### Directive
Note each line that includes the word "Only". Copy those lines.

### Data for the task
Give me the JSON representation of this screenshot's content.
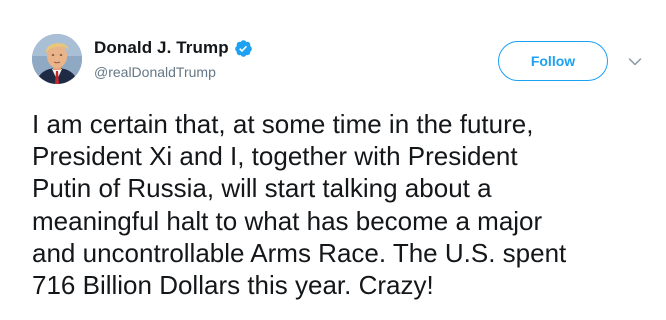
{
  "tweet": {
    "author": {
      "display_name": "Donald J. Trump",
      "handle": "@realDonaldTrump",
      "verified": true
    },
    "follow_label": "Follow",
    "text": "I am certain that, at some time in the future,\nPresident Xi and I, together with President\nPutin of Russia, will start talking about a\nmeaningful halt to what has become a major\nand uncontrollable Arms Race. The U.S. spent\n716 Billion Dollars this year. Crazy!"
  },
  "icons": {
    "avatar": "profile-photo",
    "verified": "verified-check-icon",
    "menu": "chevron-down-icon"
  },
  "colors": {
    "accent": "#1da1f2",
    "text": "#14171a",
    "secondary_text": "#657786"
  }
}
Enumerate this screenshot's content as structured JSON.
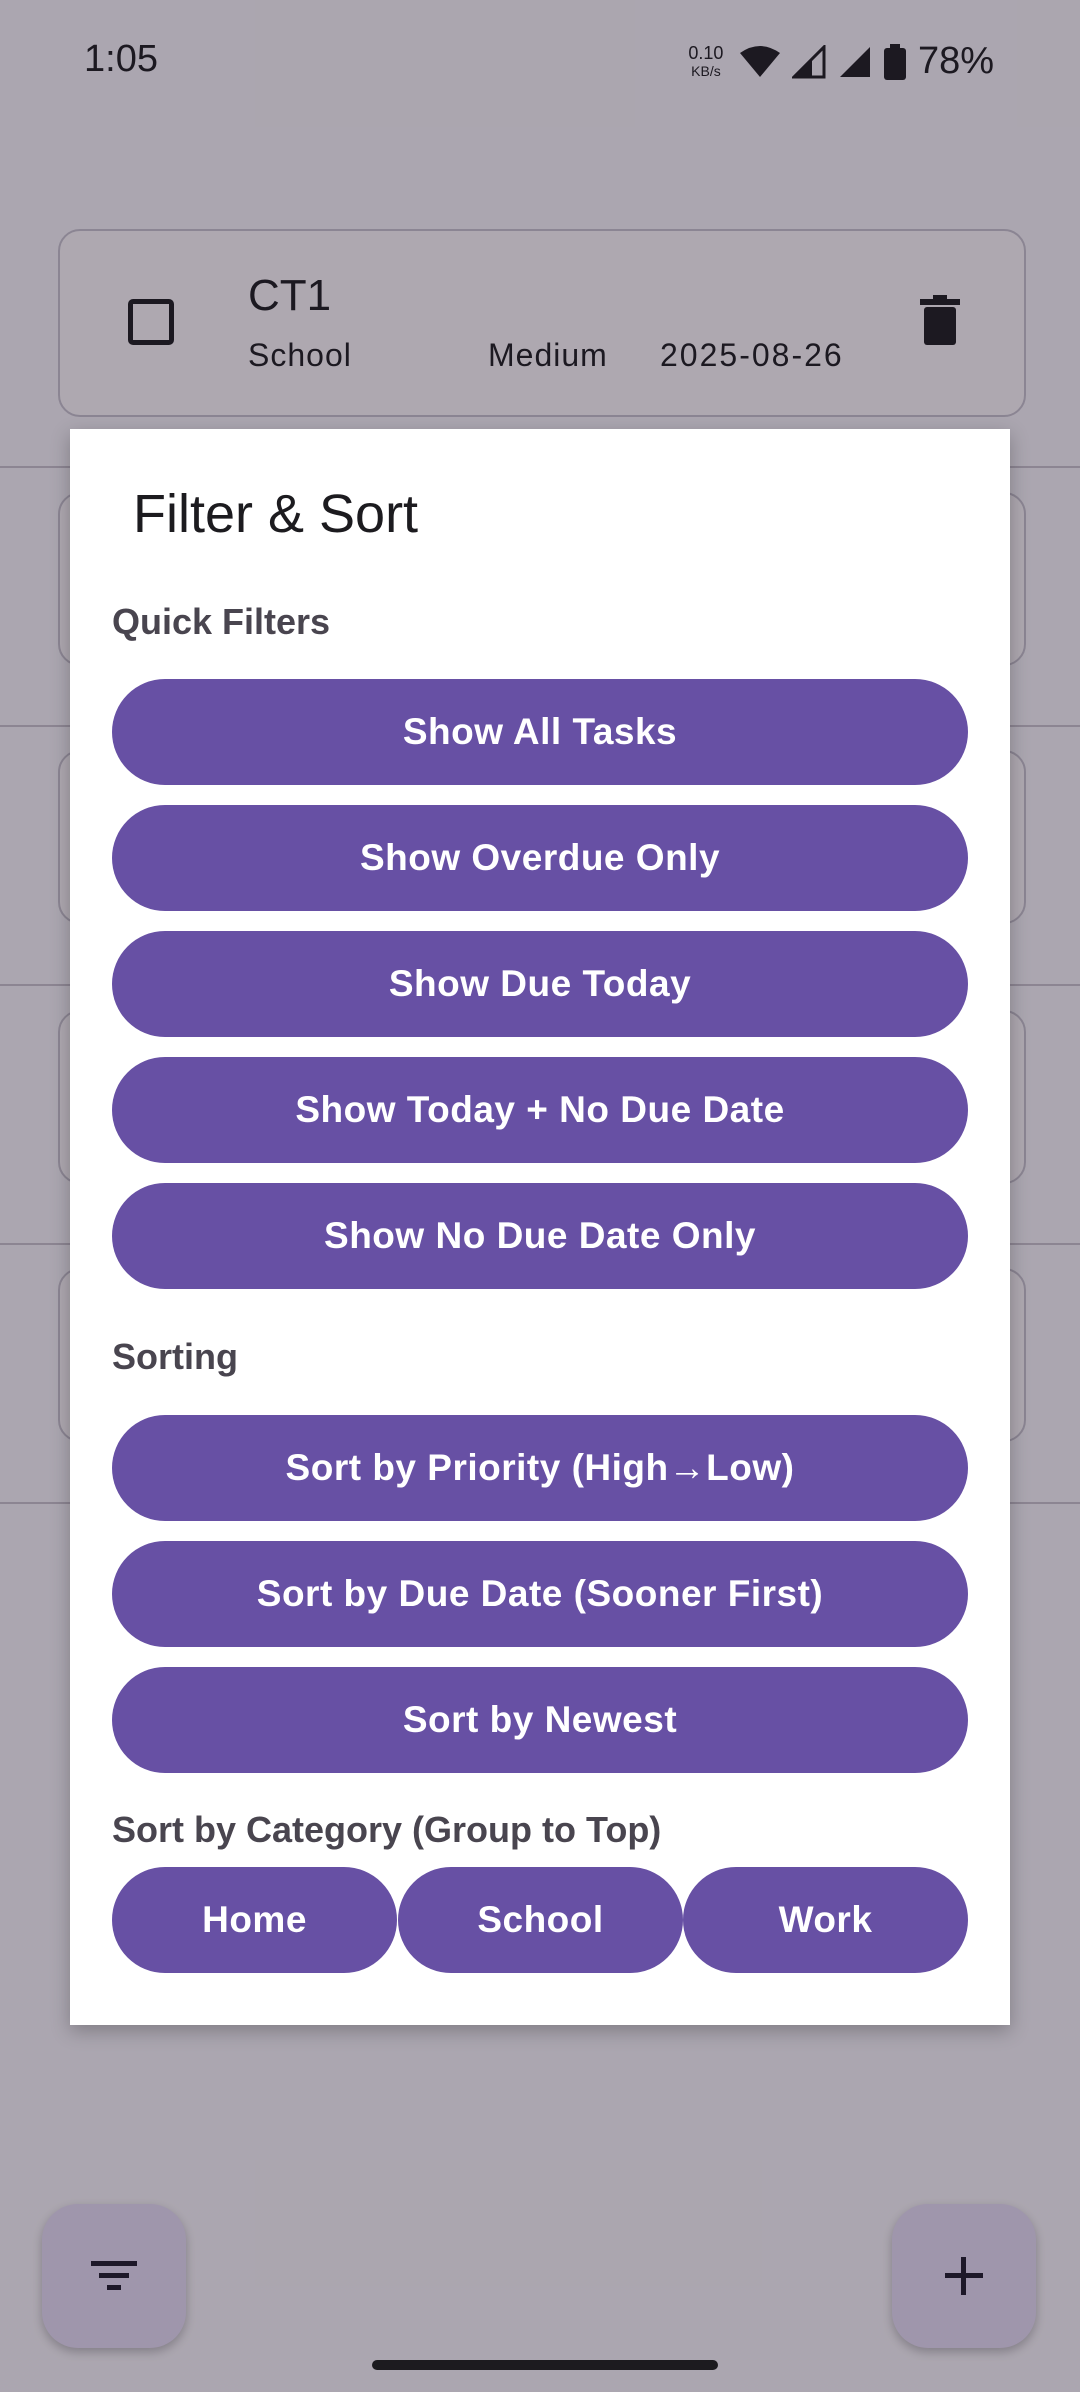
{
  "status_bar": {
    "time": "1:05",
    "net_speed_value": "0.10",
    "net_speed_unit": "KB/s",
    "battery": "78%"
  },
  "task": {
    "title": "CT1",
    "category": "School",
    "priority": "Medium",
    "due_date": "2025-08-26"
  },
  "dialog": {
    "title": "Filter & Sort",
    "quick_filters_label": "Quick Filters",
    "quick_filters": [
      "Show All Tasks",
      "Show Overdue Only",
      "Show Due Today",
      "Show Today + No Due Date",
      "Show No Due Date Only"
    ],
    "sorting_label": "Sorting",
    "sorting": [
      "Sort by Priority (High→Low)",
      "Sort by Due Date (Sooner First)",
      "Sort by Newest"
    ],
    "category_label": "Sort by Category (Group to Top)",
    "categories": [
      "Home",
      "School",
      "Work"
    ]
  },
  "colors": {
    "primary": "#6750a4",
    "on_primary": "#ffffff",
    "fab_container": "#e8def8"
  },
  "icons": {
    "filter_fab": "filter-icon",
    "add_fab": "add-icon",
    "delete": "delete-icon"
  }
}
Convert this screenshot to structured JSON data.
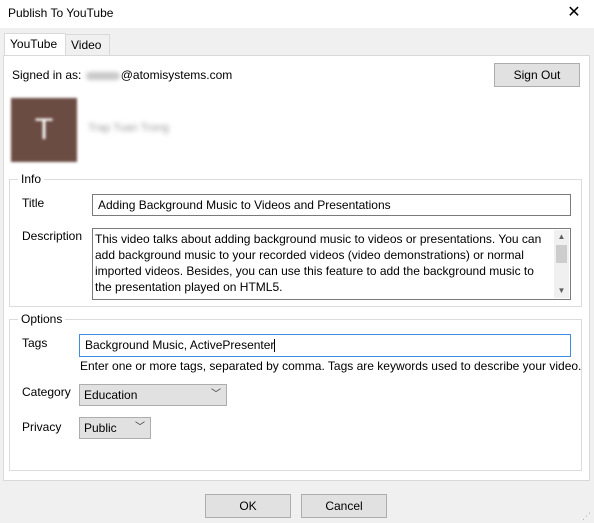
{
  "window": {
    "title": "Publish To YouTube"
  },
  "tabs": [
    {
      "label": "YouTube"
    },
    {
      "label": "Video"
    }
  ],
  "account": {
    "signed_in_label": "Signed in as:",
    "email_domain": "@atomisystems.com",
    "sign_out_label": "Sign Out",
    "avatar_initial": "T",
    "name": "Trap Tuan Trong"
  },
  "info": {
    "legend": "Info",
    "title_label": "Title",
    "title_value": "Adding Background Music to Videos and Presentations",
    "description_label": "Description",
    "description_value": "This video talks about adding background music to videos or presentations. You can add background music to your recorded videos (video demonstrations) or normal imported videos. Besides, you can use this feature to add the background music to the presentation played on HTML5."
  },
  "options": {
    "legend": "Options",
    "tags_label": "Tags",
    "tags_value": "Background Music, ActivePresenter",
    "tags_hint": "Enter one or more tags, separated by comma. Tags are keywords used to describe your video.",
    "category_label": "Category",
    "category_value": "Education",
    "privacy_label": "Privacy",
    "privacy_value": "Public"
  },
  "footer": {
    "ok_label": "OK",
    "cancel_label": "Cancel"
  },
  "colors": {
    "focus_border": "#3c8ee3",
    "avatar_bg": "#6b4c43"
  }
}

### Reply
      "Show Overdue Only",
      "Show No Due Date Only"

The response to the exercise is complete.